— START OF Rows —

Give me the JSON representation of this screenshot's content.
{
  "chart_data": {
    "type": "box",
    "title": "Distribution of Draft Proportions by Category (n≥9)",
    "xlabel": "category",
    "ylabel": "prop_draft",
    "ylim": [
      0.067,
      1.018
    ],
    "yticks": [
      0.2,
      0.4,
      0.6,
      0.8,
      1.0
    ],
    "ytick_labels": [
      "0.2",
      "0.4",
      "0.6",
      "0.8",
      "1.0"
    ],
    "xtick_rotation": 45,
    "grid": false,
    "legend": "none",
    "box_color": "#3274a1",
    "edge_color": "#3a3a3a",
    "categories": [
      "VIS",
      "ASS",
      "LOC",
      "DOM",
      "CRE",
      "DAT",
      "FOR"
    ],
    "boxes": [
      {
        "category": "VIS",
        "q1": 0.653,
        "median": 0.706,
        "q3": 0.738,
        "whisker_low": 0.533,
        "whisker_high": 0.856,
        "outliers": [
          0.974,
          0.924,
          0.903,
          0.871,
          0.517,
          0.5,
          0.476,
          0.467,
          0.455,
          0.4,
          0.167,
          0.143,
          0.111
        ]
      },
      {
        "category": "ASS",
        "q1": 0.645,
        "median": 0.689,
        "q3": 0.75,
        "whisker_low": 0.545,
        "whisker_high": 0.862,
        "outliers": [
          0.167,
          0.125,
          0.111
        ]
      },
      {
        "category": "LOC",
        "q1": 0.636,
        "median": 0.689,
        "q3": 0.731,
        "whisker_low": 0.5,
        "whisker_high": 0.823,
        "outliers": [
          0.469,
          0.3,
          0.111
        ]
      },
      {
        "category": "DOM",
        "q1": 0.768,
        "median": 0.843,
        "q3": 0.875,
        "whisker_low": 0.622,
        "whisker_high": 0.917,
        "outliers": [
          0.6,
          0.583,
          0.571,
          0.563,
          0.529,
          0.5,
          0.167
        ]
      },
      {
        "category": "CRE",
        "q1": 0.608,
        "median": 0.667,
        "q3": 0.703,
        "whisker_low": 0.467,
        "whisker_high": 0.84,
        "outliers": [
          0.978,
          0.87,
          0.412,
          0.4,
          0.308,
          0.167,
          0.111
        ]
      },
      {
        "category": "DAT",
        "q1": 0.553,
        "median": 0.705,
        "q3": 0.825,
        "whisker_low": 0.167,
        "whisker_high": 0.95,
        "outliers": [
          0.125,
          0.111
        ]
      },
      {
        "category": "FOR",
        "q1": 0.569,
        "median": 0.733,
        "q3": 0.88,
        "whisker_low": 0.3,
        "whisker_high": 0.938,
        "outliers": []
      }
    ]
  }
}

— END OF Rows —

Using the listing, collect all lines in which the string "median" is found.

Answer to this exercise »
        "median": 0.706,
        "median": 0.689,
        "median": 0.689,
        "median": 0.843,
        "median": 0.667,
        "median": 0.705,
        "median": 0.733,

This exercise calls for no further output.